## What is asked
Quote every line as given.

## Source records
[START]

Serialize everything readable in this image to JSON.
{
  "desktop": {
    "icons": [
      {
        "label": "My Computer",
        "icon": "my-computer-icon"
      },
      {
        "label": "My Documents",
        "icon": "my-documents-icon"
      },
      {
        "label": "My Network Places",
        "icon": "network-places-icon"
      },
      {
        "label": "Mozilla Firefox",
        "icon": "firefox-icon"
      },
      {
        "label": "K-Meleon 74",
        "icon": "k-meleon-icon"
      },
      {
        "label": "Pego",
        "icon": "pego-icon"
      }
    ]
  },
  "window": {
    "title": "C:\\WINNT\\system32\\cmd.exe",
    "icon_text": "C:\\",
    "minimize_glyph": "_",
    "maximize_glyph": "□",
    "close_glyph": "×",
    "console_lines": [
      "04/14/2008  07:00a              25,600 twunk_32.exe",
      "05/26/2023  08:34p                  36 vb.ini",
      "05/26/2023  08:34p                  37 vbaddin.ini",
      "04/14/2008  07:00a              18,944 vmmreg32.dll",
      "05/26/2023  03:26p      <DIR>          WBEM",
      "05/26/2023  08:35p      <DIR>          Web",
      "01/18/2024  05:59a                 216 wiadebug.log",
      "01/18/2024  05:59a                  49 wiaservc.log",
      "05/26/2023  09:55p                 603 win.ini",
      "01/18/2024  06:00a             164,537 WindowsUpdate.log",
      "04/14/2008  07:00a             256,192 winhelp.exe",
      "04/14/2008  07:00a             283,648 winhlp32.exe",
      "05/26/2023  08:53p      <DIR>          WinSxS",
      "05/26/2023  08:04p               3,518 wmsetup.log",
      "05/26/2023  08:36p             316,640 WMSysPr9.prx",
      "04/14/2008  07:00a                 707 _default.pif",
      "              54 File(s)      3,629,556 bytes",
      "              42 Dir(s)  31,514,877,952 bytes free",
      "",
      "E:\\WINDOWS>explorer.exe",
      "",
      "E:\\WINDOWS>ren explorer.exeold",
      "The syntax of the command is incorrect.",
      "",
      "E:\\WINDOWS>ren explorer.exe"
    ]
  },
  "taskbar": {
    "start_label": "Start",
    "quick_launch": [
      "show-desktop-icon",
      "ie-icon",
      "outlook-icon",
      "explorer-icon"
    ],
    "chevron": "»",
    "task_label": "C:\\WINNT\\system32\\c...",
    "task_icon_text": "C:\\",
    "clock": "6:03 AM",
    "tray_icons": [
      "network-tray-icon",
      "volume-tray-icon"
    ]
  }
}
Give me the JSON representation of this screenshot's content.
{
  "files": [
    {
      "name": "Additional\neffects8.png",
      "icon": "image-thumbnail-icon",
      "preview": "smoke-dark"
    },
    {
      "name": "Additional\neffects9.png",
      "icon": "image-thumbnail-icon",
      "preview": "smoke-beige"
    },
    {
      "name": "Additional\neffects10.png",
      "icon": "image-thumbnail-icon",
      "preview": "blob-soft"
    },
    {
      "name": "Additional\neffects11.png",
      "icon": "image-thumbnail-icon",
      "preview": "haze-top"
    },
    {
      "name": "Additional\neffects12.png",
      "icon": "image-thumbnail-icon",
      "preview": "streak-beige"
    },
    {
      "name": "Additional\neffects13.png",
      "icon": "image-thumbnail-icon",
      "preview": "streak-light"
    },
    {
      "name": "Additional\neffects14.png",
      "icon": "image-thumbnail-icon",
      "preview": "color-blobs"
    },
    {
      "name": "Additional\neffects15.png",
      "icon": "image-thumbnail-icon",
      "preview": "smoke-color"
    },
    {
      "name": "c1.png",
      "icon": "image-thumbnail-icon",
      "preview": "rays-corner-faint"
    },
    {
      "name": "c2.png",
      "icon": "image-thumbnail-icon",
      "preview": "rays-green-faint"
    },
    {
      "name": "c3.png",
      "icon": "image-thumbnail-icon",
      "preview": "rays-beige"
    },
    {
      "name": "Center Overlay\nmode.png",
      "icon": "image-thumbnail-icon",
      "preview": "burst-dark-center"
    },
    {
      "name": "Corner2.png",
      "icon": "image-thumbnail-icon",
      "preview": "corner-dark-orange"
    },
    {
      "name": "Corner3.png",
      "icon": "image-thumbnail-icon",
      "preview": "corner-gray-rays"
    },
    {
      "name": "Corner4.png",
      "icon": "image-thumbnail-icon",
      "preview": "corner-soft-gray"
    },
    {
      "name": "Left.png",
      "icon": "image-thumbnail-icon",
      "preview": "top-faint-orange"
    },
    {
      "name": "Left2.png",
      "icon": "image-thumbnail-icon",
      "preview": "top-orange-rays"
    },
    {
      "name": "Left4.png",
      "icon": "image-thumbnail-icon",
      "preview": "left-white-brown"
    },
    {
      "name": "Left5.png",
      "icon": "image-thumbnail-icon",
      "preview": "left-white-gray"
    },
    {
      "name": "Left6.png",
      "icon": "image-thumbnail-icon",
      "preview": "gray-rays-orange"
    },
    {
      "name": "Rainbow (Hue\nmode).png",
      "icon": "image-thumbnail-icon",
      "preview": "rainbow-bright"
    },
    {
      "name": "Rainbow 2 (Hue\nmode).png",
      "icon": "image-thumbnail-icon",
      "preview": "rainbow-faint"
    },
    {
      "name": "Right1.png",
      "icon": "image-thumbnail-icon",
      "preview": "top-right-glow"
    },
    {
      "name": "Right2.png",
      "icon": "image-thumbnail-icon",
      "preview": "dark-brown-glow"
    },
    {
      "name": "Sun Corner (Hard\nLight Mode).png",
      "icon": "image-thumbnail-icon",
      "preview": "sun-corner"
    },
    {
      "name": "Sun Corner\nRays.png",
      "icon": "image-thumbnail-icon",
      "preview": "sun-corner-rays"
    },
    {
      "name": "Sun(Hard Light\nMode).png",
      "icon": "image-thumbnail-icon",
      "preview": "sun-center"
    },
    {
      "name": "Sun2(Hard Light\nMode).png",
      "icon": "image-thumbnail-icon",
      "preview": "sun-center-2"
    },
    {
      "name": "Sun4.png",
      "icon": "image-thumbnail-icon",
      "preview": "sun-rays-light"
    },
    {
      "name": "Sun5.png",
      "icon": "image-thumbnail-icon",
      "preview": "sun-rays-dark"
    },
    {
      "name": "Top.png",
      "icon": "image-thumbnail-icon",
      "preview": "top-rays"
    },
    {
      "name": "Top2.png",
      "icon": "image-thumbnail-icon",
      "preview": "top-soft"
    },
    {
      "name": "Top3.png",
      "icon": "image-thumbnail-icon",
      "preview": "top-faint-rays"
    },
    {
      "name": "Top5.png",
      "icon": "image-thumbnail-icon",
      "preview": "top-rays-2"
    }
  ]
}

[END]

## Exercise solution
Serialize everything readable in this image to JSON.
{
  "desktop": {
    "icons": [
      {
        "label": "My Computer",
        "icon": "my-computer-icon"
      },
      {
        "label": "My Documents",
        "icon": "my-documents-icon"
      },
      {
        "label": "My Network Places",
        "icon": "network-places-icon"
      },
      {
        "label": "Mozilla Firefox",
        "icon": "firefox-icon"
      },
      {
        "label": "K-Meleon 74",
        "icon": "k-meleon-icon"
      },
      {
        "label": "Pego",
        "icon": "pego-icon"
      }
    ]
  },
  "window": {
    "title": "C:\\WINNT\\system32\\cmd.exe",
    "icon_text": "C:\\",
    "minimize_glyph": "_",
    "maximize_glyph": "□",
    "close_glyph": "×",
    "console_lines": [
      "04/14/2008  07:00a              25,600 twunk_32.exe",
      "05/26/2023  08:34p                  36 vb.ini",
      "05/26/2023  08:34p                  37 vbaddin.ini",
      "04/14/2008  07:00a              18,944 vmmreg32.dll",
      "05/26/2023  03:26p      <DIR>          WBEM",
      "05/26/2023  08:35p      <DIR>          Web",
      "01/18/2024  05:59a                 216 wiadebug.log",
      "01/18/2024  05:59a                  49 wiaservc.log",
      "05/26/2023  09:55p                 603 win.ini",
      "01/18/2024  06:00a             164,537 WindowsUpdate.log",
      "04/14/2008  07:00a             256,192 winhelp.exe",
      "04/14/2008  07:00a             283,648 winhlp32.exe",
      "05/26/2023  08:53p      <DIR>          WinSxS",
      "05/26/2023  08:04p               3,518 wmsetup.log",
      "05/26/2023  08:36p             316,640 WMSysPr9.prx",
      "04/14/2008  07:00a                 707 _default.pif",
      "              54 File(s)      3,629,556 bytes",
      "              42 Dir(s)  31,514,877,952 bytes free",
      "",
      "E:\\WINDOWS>explorer.exe",
      "",
      "E:\\WINDOWS>ren explorer.exeold",
      "The syntax of the command is incorrect.",
      "",
      "E:\\WINDOWS>ren explorer.exe"
    ]
  },
  "taskbar": {
    "start_label": "Start",
    "quick_launch": [
      "show-desktop-icon",
      "ie-icon",
      "outlook-icon",
      "explorer-icon"
    ],
    "chevron": "»",
    "task_label": "C:\\WINNT\\system32\\c...",
    "task_icon_text": "C:\\",
    "clock": "6:03 AM",
    "tray_icons": [
      "network-tray-icon",
      "volume-tray-icon"
    ]
  }
}
Give me the JSON representation of this screenshot's content.
{
  "files": [
    {
      "name": "Additional\neffects8.png",
      "icon": "image-thumbnail-icon",
      "preview": "smoke-dark"
    },
    {
      "name": "Additional\neffects9.png",
      "icon": "image-thumbnail-icon",
      "preview": "smoke-beige"
    },
    {
      "name": "Additional\neffects10.png",
      "icon": "image-thumbnail-icon",
      "preview": "blob-soft"
    },
    {
      "name": "Additional\neffects11.png",
      "icon": "image-thumbnail-icon",
      "preview": "haze-top"
    },
    {
      "name": "Additional\neffects12.png",
      "icon": "image-thumbnail-icon",
      "preview": "streak-beige"
    },
    {
      "name": "Additional\neffects13.png",
      "icon": "image-thumbnail-icon",
      "preview": "streak-light"
    },
    {
      "name": "Additional\neffects14.png",
      "icon": "image-thumbnail-icon",
      "preview": "color-blobs"
    },
    {
      "name": "Additional\neffects15.png",
      "icon": "image-thumbnail-icon",
      "preview": "smoke-color"
    },
    {
      "name": "c1.png",
      "icon": "image-thumbnail-icon",
      "preview": "rays-corner-faint"
    },
    {
      "name": "c2.png",
      "icon": "image-thumbnail-icon",
      "preview": "rays-green-faint"
    },
    {
      "name": "c3.png",
      "icon": "image-thumbnail-icon",
      "preview": "rays-beige"
    },
    {
      "name": "Center Overlay\nmode.png",
      "icon": "image-thumbnail-icon",
      "preview": "burst-dark-center"
    },
    {
      "name": "Corner2.png",
      "icon": "image-thumbnail-icon",
      "preview": "corner-dark-orange"
    },
    {
      "name": "Corner3.png",
      "icon": "image-thumbnail-icon",
      "preview": "corner-gray-rays"
    },
    {
      "name": "Corner4.png",
      "icon": "image-thumbnail-icon",
      "preview": "corner-soft-gray"
    },
    {
      "name": "Left.png",
      "icon": "image-thumbnail-icon",
      "preview": "top-faint-orange"
    },
    {
      "name": "Left2.png",
      "icon": "image-thumbnail-icon",
      "preview": "top-orange-rays"
    },
    {
      "name": "Left4.png",
      "icon": "image-thumbnail-icon",
      "preview": "left-white-brown"
    },
    {
      "name": "Left5.png",
      "icon": "image-thumbnail-icon",
      "preview": "left-white-gray"
    },
    {
      "name": "Left6.png",
      "icon": "image-thumbnail-icon",
      "preview": "gray-rays-orange"
    },
    {
      "name": "Rainbow (Hue\nmode).png",
      "icon": "image-thumbnail-icon",
      "preview": "rainbow-bright"
    },
    {
      "name": "Rainbow 2 (Hue\nmode).png",
      "icon": "image-thumbnail-icon",
      "preview": "rainbow-faint"
    },
    {
      "name": "Right1.png",
      "icon": "image-thumbnail-icon",
      "preview": "top-right-glow"
    },
    {
      "name": "Right2.png",
      "icon": "image-thumbnail-icon",
      "preview": "dark-brown-glow"
    },
    {
      "name": "Sun Corner (Hard\nLight Mode).png",
      "icon": "image-thumbnail-icon",
      "preview": "sun-corner"
    },
    {
      "name": "Sun Corner\nRays.png",
      "icon": "image-thumbnail-icon",
      "preview": "sun-corner-rays"
    },
    {
      "name": "Sun(Hard Light\nMode).png",
      "icon": "image-thumbnail-icon",
      "preview": "sun-center"
    },
    {
      "name": "Sun2(Hard Light\nMode).png",
      "icon": "image-thumbnail-icon",
      "preview": "sun-center-2"
    },
    {
      "name": "Sun4.png",
      "icon": "image-thumbnail-icon",
      "preview": "sun-rays-light"
    },
    {
      "name": "Sun5.png",
      "icon": "image-thumbnail-icon",
      "preview": "sun-rays-dark"
    },
    {
      "name": "Top.png",
      "icon": "image-thumbnail-icon",
      "preview": "top-rays"
    },
    {
      "name": "Top2.png",
      "icon": "image-thumbnail-icon",
      "preview": "top-soft"
    },
    {
      "name": "Top3.png",
      "icon": "image-thumbnail-icon",
      "preview": "top-faint-rays"
    },
    {
      "name": "Top5.png",
      "icon": "image-thumbnail-icon",
      "preview": "top-rays-2"
    }
  ]
}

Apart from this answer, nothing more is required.